[Dataset items]
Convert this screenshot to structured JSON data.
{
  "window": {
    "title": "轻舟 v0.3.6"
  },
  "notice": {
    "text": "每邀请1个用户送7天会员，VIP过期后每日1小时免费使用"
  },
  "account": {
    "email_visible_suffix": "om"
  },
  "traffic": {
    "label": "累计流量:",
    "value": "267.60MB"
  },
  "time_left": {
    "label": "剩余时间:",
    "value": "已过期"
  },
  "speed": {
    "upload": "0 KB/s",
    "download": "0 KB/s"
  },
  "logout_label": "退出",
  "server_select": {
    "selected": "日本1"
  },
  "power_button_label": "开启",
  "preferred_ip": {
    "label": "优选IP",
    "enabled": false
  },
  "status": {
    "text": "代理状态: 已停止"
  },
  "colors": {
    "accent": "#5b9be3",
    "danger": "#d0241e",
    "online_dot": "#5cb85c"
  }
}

* * *

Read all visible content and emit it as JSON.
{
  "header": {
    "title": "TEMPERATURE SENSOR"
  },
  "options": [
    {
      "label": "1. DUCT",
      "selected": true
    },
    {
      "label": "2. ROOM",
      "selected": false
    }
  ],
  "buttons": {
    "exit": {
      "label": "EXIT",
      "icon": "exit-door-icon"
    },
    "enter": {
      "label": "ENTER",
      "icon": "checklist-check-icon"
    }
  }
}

• _TASK DIRECTIONS_:
Copy every line from the records above that contains the word "icon".

• _EXERCISE RESULT_:
      "icon": "exit-door-icon"
      "icon": "checklist-check-icon"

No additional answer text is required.